EXERCISE OBJECTIVE: Make an exact copy of all the entries below, with the pictures left out.

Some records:
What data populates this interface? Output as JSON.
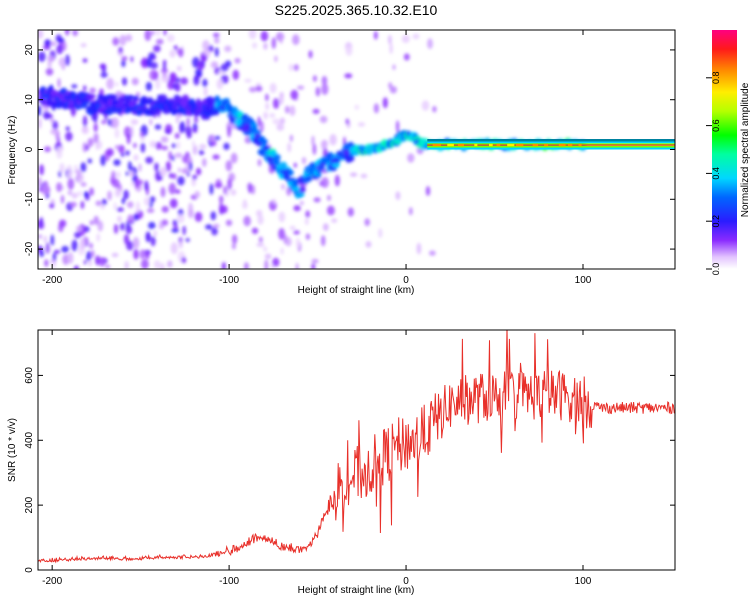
{
  "title": "S225.2025.365.10.32.E10",
  "chart_data": [
    {
      "type": "heatmap",
      "name": "spectrogram",
      "xlabel": "Height of straight line (km)",
      "ylabel": "Frequency (Hz)",
      "xlim": [
        -208,
        152
      ],
      "ylim": [
        -24,
        24
      ],
      "xticks": [
        -200,
        -100,
        0,
        100
      ],
      "yticks": [
        -20,
        -10,
        0,
        10,
        20
      ],
      "grid": false,
      "ridge": [
        {
          "x": -205,
          "y": 11
        },
        {
          "x": -190,
          "y": 10
        },
        {
          "x": -175,
          "y": 9
        },
        {
          "x": -160,
          "y": 9
        },
        {
          "x": -145,
          "y": 9
        },
        {
          "x": -130,
          "y": 9
        },
        {
          "x": -115,
          "y": 8
        },
        {
          "x": -105,
          "y": 9
        },
        {
          "x": -97,
          "y": 7
        },
        {
          "x": -90,
          "y": 5
        },
        {
          "x": -85,
          "y": 3
        },
        {
          "x": -80,
          "y": 0
        },
        {
          "x": -75,
          "y": -2
        },
        {
          "x": -70,
          "y": -4
        },
        {
          "x": -65,
          "y": -6
        },
        {
          "x": -60,
          "y": -8
        },
        {
          "x": -55,
          "y": -5
        },
        {
          "x": -50,
          "y": -4
        },
        {
          "x": -45,
          "y": -3
        },
        {
          "x": -40,
          "y": -2
        },
        {
          "x": -35,
          "y": -1
        },
        {
          "x": -30,
          "y": 0
        },
        {
          "x": -20,
          "y": 0
        },
        {
          "x": -10,
          "y": 1
        },
        {
          "x": -5,
          "y": 2
        },
        {
          "x": 0,
          "y": 3
        },
        {
          "x": 5,
          "y": 2
        },
        {
          "x": 10,
          "y": 1
        },
        {
          "x": 100,
          "y": 1
        },
        {
          "x": 152,
          "y": 1
        }
      ],
      "colorbar": {
        "label": "Normalized spectral amplitude",
        "range": [
          0,
          1
        ],
        "ticks": [
          0.0,
          0.2,
          0.4,
          0.6,
          0.8
        ],
        "tick_labels": [
          "0.0",
          "0.2",
          "0.4",
          "0.6",
          "0.8"
        ],
        "colormap": "rainbow"
      }
    },
    {
      "type": "line",
      "name": "snr",
      "xlabel": "Height of straight line (km)",
      "ylabel": "SNR (10 * v/v)",
      "xlim": [
        -208,
        152
      ],
      "ylim": [
        0,
        740
      ],
      "xticks": [
        -200,
        -100,
        0,
        100
      ],
      "yticks": [
        0,
        200,
        400,
        600
      ],
      "grid": false,
      "series": [
        {
          "name": "SNR",
          "color": "#e8302a",
          "x": [
            -208,
            -200,
            -190,
            -180,
            -170,
            -160,
            -150,
            -140,
            -130,
            -120,
            -110,
            -100,
            -95,
            -90,
            -85,
            -80,
            -75,
            -70,
            -65,
            -60,
            -55,
            -50,
            -45,
            -40,
            -35,
            -30,
            -25,
            -20,
            -15,
            -10,
            -5,
            0,
            5,
            10,
            15,
            20,
            25,
            30,
            40,
            50,
            60,
            70,
            80,
            90,
            95,
            100,
            105,
            110,
            120,
            130,
            140,
            152
          ],
          "values": [
            25,
            25,
            28,
            30,
            32,
            30,
            30,
            35,
            35,
            35,
            40,
            45,
            55,
            70,
            85,
            90,
            75,
            60,
            55,
            50,
            60,
            100,
            180,
            240,
            280,
            290,
            300,
            320,
            340,
            360,
            380,
            390,
            400,
            420,
            450,
            480,
            510,
            520,
            530,
            535,
            540,
            540,
            540,
            540,
            530,
            520,
            510,
            500,
            500,
            500,
            500,
            500
          ]
        }
      ]
    }
  ]
}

EXPECTED ANSWER:
What data populates this interface? Output as JSON.
{
  "title": "S225.2025.365.10.32.E10",
  "chart_data": [
    {
      "type": "heatmap",
      "name": "spectrogram",
      "xlabel": "Height of straight line (km)",
      "ylabel": "Frequency (Hz)",
      "xlim": [
        -208,
        152
      ],
      "ylim": [
        -24,
        24
      ],
      "xticks": [
        -200,
        -100,
        0,
        100
      ],
      "yticks": [
        -20,
        -10,
        0,
        10,
        20
      ],
      "grid": false,
      "ridge": [
        {
          "x": -205,
          "y": 11
        },
        {
          "x": -190,
          "y": 10
        },
        {
          "x": -175,
          "y": 9
        },
        {
          "x": -160,
          "y": 9
        },
        {
          "x": -145,
          "y": 9
        },
        {
          "x": -130,
          "y": 9
        },
        {
          "x": -115,
          "y": 8
        },
        {
          "x": -105,
          "y": 9
        },
        {
          "x": -97,
          "y": 7
        },
        {
          "x": -90,
          "y": 5
        },
        {
          "x": -85,
          "y": 3
        },
        {
          "x": -80,
          "y": 0
        },
        {
          "x": -75,
          "y": -2
        },
        {
          "x": -70,
          "y": -4
        },
        {
          "x": -65,
          "y": -6
        },
        {
          "x": -60,
          "y": -8
        },
        {
          "x": -55,
          "y": -5
        },
        {
          "x": -50,
          "y": -4
        },
        {
          "x": -45,
          "y": -3
        },
        {
          "x": -40,
          "y": -2
        },
        {
          "x": -35,
          "y": -1
        },
        {
          "x": -30,
          "y": 0
        },
        {
          "x": -20,
          "y": 0
        },
        {
          "x": -10,
          "y": 1
        },
        {
          "x": -5,
          "y": 2
        },
        {
          "x": 0,
          "y": 3
        },
        {
          "x": 5,
          "y": 2
        },
        {
          "x": 10,
          "y": 1
        },
        {
          "x": 100,
          "y": 1
        },
        {
          "x": 152,
          "y": 1
        }
      ],
      "colorbar": {
        "label": "Normalized spectral amplitude",
        "range": [
          0,
          1
        ],
        "ticks": [
          0.0,
          0.2,
          0.4,
          0.6,
          0.8
        ],
        "tick_labels": [
          "0.0",
          "0.2",
          "0.4",
          "0.6",
          "0.8"
        ],
        "colormap": "rainbow"
      }
    },
    {
      "type": "line",
      "name": "snr",
      "xlabel": "Height of straight line (km)",
      "ylabel": "SNR (10 * v/v)",
      "xlim": [
        -208,
        152
      ],
      "ylim": [
        0,
        740
      ],
      "xticks": [
        -200,
        -100,
        0,
        100
      ],
      "yticks": [
        0,
        200,
        400,
        600
      ],
      "grid": false,
      "series": [
        {
          "name": "SNR",
          "color": "#e8302a",
          "x": [
            -208,
            -200,
            -190,
            -180,
            -170,
            -160,
            -150,
            -140,
            -130,
            -120,
            -110,
            -100,
            -95,
            -90,
            -85,
            -80,
            -75,
            -70,
            -65,
            -60,
            -55,
            -50,
            -45,
            -40,
            -35,
            -30,
            -25,
            -20,
            -15,
            -10,
            -5,
            0,
            5,
            10,
            15,
            20,
            25,
            30,
            40,
            50,
            60,
            70,
            80,
            90,
            95,
            100,
            105,
            110,
            120,
            130,
            140,
            152
          ],
          "values": [
            25,
            25,
            28,
            30,
            32,
            30,
            30,
            35,
            35,
            35,
            40,
            45,
            55,
            70,
            85,
            90,
            75,
            60,
            55,
            50,
            60,
            100,
            180,
            240,
            280,
            290,
            300,
            320,
            340,
            360,
            380,
            390,
            400,
            420,
            450,
            480,
            510,
            520,
            530,
            535,
            540,
            540,
            540,
            540,
            530,
            520,
            510,
            500,
            500,
            500,
            500,
            500
          ]
        }
      ]
    }
  ]
}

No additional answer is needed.